-- START Provided information --

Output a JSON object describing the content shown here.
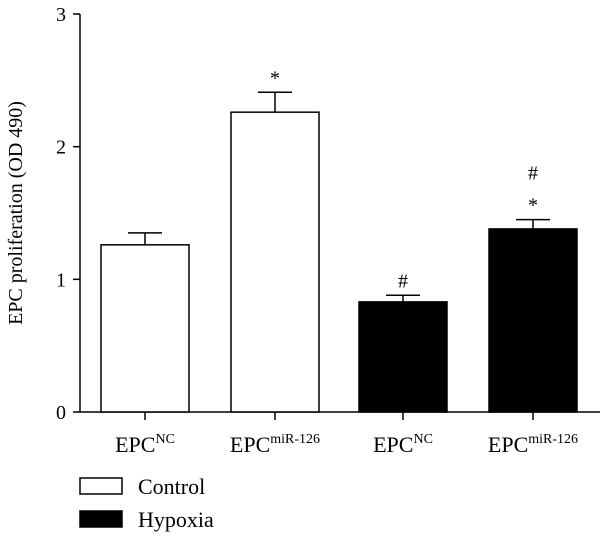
{
  "chart_data": {
    "type": "bar",
    "ylabel": "EPC proliferation (OD 490)",
    "ylim": [
      0,
      3
    ],
    "yticks": [
      "0",
      "1",
      "2",
      "3"
    ],
    "grid": false,
    "legend": {
      "placement": "bottom-left",
      "entries": [
        {
          "label": "Control",
          "fill": "#ffffff"
        },
        {
          "label": "Hypoxia",
          "fill": "#000000"
        }
      ]
    },
    "categories": [
      {
        "base": "EPC",
        "sup": "NC",
        "group": "Control"
      },
      {
        "base": "EPC",
        "sup": "miR-126",
        "group": "Control"
      },
      {
        "base": "EPC",
        "sup": "NC",
        "group": "Hypoxia"
      },
      {
        "base": "EPC",
        "sup": "miR-126",
        "group": "Hypoxia"
      }
    ],
    "values": [
      1.26,
      2.26,
      0.83,
      1.38
    ],
    "errors": [
      0.09,
      0.15,
      0.05,
      0.07
    ],
    "significance": [
      [],
      [
        "*"
      ],
      [
        "#"
      ],
      [
        "*",
        "#"
      ]
    ],
    "colors": {
      "control": "#ffffff",
      "hypoxia": "#000000",
      "stroke": "#000000"
    }
  }
}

-- END Provided information --

### Task to complete
Transcribe every entry word for word, but skip the pictures.

### Result below
Output a JSON object describing the content shown here.
{
  "chart_data": {
    "type": "bar",
    "ylabel": "EPC proliferation (OD 490)",
    "ylim": [
      0,
      3
    ],
    "yticks": [
      "0",
      "1",
      "2",
      "3"
    ],
    "grid": false,
    "legend": {
      "placement": "bottom-left",
      "entries": [
        {
          "label": "Control",
          "fill": "#ffffff"
        },
        {
          "label": "Hypoxia",
          "fill": "#000000"
        }
      ]
    },
    "categories": [
      {
        "base": "EPC",
        "sup": "NC",
        "group": "Control"
      },
      {
        "base": "EPC",
        "sup": "miR-126",
        "group": "Control"
      },
      {
        "base": "EPC",
        "sup": "NC",
        "group": "Hypoxia"
      },
      {
        "base": "EPC",
        "sup": "miR-126",
        "group": "Hypoxia"
      }
    ],
    "values": [
      1.26,
      2.26,
      0.83,
      1.38
    ],
    "errors": [
      0.09,
      0.15,
      0.05,
      0.07
    ],
    "significance": [
      [],
      [
        "*"
      ],
      [
        "#"
      ],
      [
        "*",
        "#"
      ]
    ],
    "colors": {
      "control": "#ffffff",
      "hypoxia": "#000000",
      "stroke": "#000000"
    }
  }
}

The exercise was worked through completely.